The problem — Write out every entry exactly as it appears.

────────

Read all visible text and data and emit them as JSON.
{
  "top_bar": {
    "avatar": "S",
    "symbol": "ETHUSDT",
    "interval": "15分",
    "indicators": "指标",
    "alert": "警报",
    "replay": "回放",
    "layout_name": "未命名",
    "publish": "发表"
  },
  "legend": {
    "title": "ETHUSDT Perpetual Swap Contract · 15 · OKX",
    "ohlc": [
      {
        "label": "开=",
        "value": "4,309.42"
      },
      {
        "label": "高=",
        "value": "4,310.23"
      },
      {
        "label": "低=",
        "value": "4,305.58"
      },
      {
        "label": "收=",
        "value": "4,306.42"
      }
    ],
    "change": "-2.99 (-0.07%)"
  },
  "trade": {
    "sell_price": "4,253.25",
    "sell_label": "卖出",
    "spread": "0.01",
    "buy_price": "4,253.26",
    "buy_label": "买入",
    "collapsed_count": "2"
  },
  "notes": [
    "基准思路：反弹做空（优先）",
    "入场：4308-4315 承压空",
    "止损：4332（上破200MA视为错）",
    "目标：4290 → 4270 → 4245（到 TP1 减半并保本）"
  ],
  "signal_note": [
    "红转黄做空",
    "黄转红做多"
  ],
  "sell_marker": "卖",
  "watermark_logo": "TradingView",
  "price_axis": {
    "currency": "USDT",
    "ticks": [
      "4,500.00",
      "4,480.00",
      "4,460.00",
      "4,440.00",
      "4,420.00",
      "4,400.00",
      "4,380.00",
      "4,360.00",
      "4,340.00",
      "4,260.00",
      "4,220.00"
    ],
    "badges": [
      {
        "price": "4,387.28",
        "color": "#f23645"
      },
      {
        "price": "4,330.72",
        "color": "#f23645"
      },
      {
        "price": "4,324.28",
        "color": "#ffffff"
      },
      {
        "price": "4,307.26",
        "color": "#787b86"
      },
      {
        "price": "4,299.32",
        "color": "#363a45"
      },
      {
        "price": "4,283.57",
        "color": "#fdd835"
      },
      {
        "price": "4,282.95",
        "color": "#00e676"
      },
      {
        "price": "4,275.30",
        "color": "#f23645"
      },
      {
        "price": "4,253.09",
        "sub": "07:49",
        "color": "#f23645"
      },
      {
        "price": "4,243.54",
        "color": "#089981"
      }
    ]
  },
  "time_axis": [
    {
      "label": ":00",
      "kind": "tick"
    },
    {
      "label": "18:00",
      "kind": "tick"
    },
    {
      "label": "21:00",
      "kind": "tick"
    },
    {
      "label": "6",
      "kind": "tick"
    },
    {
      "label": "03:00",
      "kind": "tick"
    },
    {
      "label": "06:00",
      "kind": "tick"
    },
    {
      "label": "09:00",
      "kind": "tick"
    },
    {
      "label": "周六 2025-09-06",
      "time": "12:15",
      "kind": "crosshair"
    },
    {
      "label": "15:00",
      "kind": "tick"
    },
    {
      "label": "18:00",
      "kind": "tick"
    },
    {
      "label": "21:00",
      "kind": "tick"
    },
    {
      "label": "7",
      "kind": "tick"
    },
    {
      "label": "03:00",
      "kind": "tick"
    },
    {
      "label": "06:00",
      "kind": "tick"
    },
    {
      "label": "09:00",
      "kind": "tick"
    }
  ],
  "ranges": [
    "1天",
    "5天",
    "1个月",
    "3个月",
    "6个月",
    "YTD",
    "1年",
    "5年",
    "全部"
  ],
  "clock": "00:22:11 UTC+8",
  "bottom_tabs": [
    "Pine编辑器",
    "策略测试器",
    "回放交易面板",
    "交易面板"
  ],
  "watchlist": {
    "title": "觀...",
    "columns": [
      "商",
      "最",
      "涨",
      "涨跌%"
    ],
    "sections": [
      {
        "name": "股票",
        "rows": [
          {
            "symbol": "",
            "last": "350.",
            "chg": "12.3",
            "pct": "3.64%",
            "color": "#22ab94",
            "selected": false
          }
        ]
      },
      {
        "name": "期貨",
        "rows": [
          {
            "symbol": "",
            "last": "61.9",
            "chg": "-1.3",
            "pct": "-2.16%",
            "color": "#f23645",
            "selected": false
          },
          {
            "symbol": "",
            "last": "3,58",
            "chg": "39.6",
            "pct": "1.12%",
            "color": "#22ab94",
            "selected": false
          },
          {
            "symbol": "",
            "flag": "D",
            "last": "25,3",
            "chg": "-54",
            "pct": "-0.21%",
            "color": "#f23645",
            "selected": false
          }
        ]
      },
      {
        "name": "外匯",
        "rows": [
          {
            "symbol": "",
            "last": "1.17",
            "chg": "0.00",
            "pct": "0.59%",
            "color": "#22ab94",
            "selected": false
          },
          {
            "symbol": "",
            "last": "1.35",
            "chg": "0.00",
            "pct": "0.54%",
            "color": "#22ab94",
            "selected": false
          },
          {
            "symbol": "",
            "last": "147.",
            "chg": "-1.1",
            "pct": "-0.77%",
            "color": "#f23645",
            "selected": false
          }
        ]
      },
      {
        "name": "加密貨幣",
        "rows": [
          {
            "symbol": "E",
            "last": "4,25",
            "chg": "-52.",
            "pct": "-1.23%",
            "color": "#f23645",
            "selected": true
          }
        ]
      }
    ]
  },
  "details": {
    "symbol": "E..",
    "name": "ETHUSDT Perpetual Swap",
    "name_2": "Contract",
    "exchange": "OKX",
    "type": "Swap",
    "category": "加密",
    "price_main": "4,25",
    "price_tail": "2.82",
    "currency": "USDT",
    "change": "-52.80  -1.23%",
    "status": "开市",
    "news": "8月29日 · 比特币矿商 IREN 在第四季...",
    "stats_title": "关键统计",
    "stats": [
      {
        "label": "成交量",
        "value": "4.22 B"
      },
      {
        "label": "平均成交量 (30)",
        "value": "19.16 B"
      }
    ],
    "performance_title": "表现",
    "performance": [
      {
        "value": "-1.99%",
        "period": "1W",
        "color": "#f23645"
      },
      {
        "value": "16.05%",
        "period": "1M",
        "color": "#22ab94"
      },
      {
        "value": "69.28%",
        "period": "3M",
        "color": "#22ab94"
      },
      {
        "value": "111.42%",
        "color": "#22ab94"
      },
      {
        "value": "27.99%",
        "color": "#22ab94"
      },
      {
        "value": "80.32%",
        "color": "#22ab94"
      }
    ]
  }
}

────────

Reply —
Read all visible text and data and emit them as JSON.
{
  "top_bar": {
    "avatar": "S",
    "symbol": "ETHUSDT",
    "interval": "15分",
    "indicators": "指标",
    "alert": "警报",
    "replay": "回放",
    "layout_name": "未命名",
    "publish": "发表"
  },
  "legend": {
    "title": "ETHUSDT Perpetual Swap Contract · 15 · OKX",
    "ohlc": [
      {
        "label": "开=",
        "value": "4,309.42"
      },
      {
        "label": "高=",
        "value": "4,310.23"
      },
      {
        "label": "低=",
        "value": "4,305.58"
      },
      {
        "label": "收=",
        "value": "4,306.42"
      }
    ],
    "change": "-2.99 (-0.07%)"
  },
  "trade": {
    "sell_price": "4,253.25",
    "sell_label": "卖出",
    "spread": "0.01",
    "buy_price": "4,253.26",
    "buy_label": "买入",
    "collapsed_count": "2"
  },
  "notes": [
    "基准思路：反弹做空（优先）",
    "入场：4308-4315 承压空",
    "止损：4332（上破200MA视为错）",
    "目标：4290 → 4270 → 4245（到 TP1 减半并保本）"
  ],
  "signal_note": [
    "红转黄做空",
    "黄转红做多"
  ],
  "sell_marker": "卖",
  "watermark_logo": "TradingView",
  "price_axis": {
    "currency": "USDT",
    "ticks": [
      "4,500.00",
      "4,480.00",
      "4,460.00",
      "4,440.00",
      "4,420.00",
      "4,400.00",
      "4,380.00",
      "4,360.00",
      "4,340.00",
      "4,260.00",
      "4,220.00"
    ],
    "badges": [
      {
        "price": "4,387.28",
        "color": "#f23645"
      },
      {
        "price": "4,330.72",
        "color": "#f23645"
      },
      {
        "price": "4,324.28",
        "color": "#ffffff"
      },
      {
        "price": "4,307.26",
        "color": "#787b86"
      },
      {
        "price": "4,299.32",
        "color": "#363a45"
      },
      {
        "price": "4,283.57",
        "color": "#fdd835"
      },
      {
        "price": "4,282.95",
        "color": "#00e676"
      },
      {
        "price": "4,275.30",
        "color": "#f23645"
      },
      {
        "price": "4,253.09",
        "sub": "07:49",
        "color": "#f23645"
      },
      {
        "price": "4,243.54",
        "color": "#089981"
      }
    ]
  },
  "time_axis": [
    {
      "label": ":00",
      "kind": "tick"
    },
    {
      "label": "18:00",
      "kind": "tick"
    },
    {
      "label": "21:00",
      "kind": "tick"
    },
    {
      "label": "6",
      "kind": "tick"
    },
    {
      "label": "03:00",
      "kind": "tick"
    },
    {
      "label": "06:00",
      "kind": "tick"
    },
    {
      "label": "09:00",
      "kind": "tick"
    },
    {
      "label": "周六 2025-09-06",
      "time": "12:15",
      "kind": "crosshair"
    },
    {
      "label": "15:00",
      "kind": "tick"
    },
    {
      "label": "18:00",
      "kind": "tick"
    },
    {
      "label": "21:00",
      "kind": "tick"
    },
    {
      "label": "7",
      "kind": "tick"
    },
    {
      "label": "03:00",
      "kind": "tick"
    },
    {
      "label": "06:00",
      "kind": "tick"
    },
    {
      "label": "09:00",
      "kind": "tick"
    }
  ],
  "ranges": [
    "1天",
    "5天",
    "1个月",
    "3个月",
    "6个月",
    "YTD",
    "1年",
    "5年",
    "全部"
  ],
  "clock": "00:22:11 UTC+8",
  "bottom_tabs": [
    "Pine编辑器",
    "策略测试器",
    "回放交易面板",
    "交易面板"
  ],
  "watchlist": {
    "title": "觀...",
    "columns": [
      "商",
      "最",
      "涨",
      "涨跌%"
    ],
    "sections": [
      {
        "name": "股票",
        "rows": [
          {
            "symbol": "",
            "last": "350.",
            "chg": "12.3",
            "pct": "3.64%",
            "color": "#22ab94",
            "selected": false
          }
        ]
      },
      {
        "name": "期貨",
        "rows": [
          {
            "symbol": "",
            "last": "61.9",
            "chg": "-1.3",
            "pct": "-2.16%",
            "color": "#f23645",
            "selected": false
          },
          {
            "symbol": "",
            "last": "3,58",
            "chg": "39.6",
            "pct": "1.12%",
            "color": "#22ab94",
            "selected": false
          },
          {
            "symbol": "",
            "flag": "D",
            "last": "25,3",
            "chg": "-54",
            "pct": "-0.21%",
            "color": "#f23645",
            "selected": false
          }
        ]
      },
      {
        "name": "外匯",
        "rows": [
          {
            "symbol": "",
            "last": "1.17",
            "chg": "0.00",
            "pct": "0.59%",
            "color": "#22ab94",
            "selected": false
          },
          {
            "symbol": "",
            "last": "1.35",
            "chg": "0.00",
            "pct": "0.54%",
            "color": "#22ab94",
            "selected": false
          },
          {
            "symbol": "",
            "last": "147.",
            "chg": "-1.1",
            "pct": "-0.77%",
            "color": "#f23645",
            "selected": false
          }
        ]
      },
      {
        "name": "加密貨幣",
        "rows": [
          {
            "symbol": "E",
            "last": "4,25",
            "chg": "-52.",
            "pct": "-1.23%",
            "color": "#f23645",
            "selected": true
          }
        ]
      }
    ]
  },
  "details": {
    "symbol": "E..",
    "name": "ETHUSDT Perpetual Swap",
    "name_2": "Contract",
    "exchange": "OKX",
    "type": "Swap",
    "category": "加密",
    "price_main": "4,25",
    "price_tail": "2.82",
    "currency": "USDT",
    "change": "-52.80  -1.23%",
    "status": "开市",
    "news": "8月29日 · 比特币矿商 IREN 在第四季...",
    "stats_title": "关键统计",
    "stats": [
      {
        "label": "成交量",
        "value": "4.22 B"
      },
      {
        "label": "平均成交量 (30)",
        "value": "19.16 B"
      }
    ],
    "performance_title": "表现",
    "performance": [
      {
        "value": "-1.99%",
        "period": "1W",
        "color": "#f23645"
      },
      {
        "value": "16.05%",
        "period": "1M",
        "color": "#22ab94"
      },
      {
        "value": "69.28%",
        "period": "3M",
        "color": "#22ab94"
      },
      {
        "value": "111.42%",
        "color": "#22ab94"
      },
      {
        "value": "27.99%",
        "color": "#22ab94"
      },
      {
        "value": "80.32%",
        "color": "#22ab94"
      }
    ]
  }
}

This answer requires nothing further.